### PROMPT
From the entries below, gather every line containing the string "眼闭则花谢".

[Data records]
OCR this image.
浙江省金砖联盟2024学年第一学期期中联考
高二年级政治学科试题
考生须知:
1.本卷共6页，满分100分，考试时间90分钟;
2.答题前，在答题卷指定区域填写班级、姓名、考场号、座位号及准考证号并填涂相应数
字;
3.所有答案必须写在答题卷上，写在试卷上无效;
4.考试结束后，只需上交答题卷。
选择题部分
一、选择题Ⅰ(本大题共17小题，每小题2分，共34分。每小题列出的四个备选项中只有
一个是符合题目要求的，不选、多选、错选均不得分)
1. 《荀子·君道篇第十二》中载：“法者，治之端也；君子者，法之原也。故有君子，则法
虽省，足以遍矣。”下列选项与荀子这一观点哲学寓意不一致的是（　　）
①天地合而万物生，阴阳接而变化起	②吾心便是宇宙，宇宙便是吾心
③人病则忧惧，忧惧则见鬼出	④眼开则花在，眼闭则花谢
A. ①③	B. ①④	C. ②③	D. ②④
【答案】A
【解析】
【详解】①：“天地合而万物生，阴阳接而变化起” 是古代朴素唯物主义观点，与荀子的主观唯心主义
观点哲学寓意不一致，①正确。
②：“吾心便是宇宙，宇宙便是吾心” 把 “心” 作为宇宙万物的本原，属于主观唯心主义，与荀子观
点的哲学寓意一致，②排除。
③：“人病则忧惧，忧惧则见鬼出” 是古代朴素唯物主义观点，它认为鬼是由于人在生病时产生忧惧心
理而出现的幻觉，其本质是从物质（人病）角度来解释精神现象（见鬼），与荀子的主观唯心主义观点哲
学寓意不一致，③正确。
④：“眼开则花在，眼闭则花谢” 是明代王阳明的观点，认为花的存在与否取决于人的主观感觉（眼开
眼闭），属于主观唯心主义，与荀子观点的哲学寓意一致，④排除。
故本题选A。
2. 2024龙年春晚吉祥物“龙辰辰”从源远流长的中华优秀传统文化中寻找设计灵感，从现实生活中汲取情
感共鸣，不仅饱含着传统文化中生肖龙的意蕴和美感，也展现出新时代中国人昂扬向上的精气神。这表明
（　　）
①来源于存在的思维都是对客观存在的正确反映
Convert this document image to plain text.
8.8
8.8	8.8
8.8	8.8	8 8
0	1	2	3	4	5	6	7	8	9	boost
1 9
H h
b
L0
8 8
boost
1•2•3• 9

### TASK OUTPUT
③人病则忧惧，忧惧则见鬼出	④眼开则花在，眼闭则花谢
④：“眼开则花在，眼闭则花谢” 是明代王阳明的观点，认为花的存在与否取决于人的主观感觉（眼开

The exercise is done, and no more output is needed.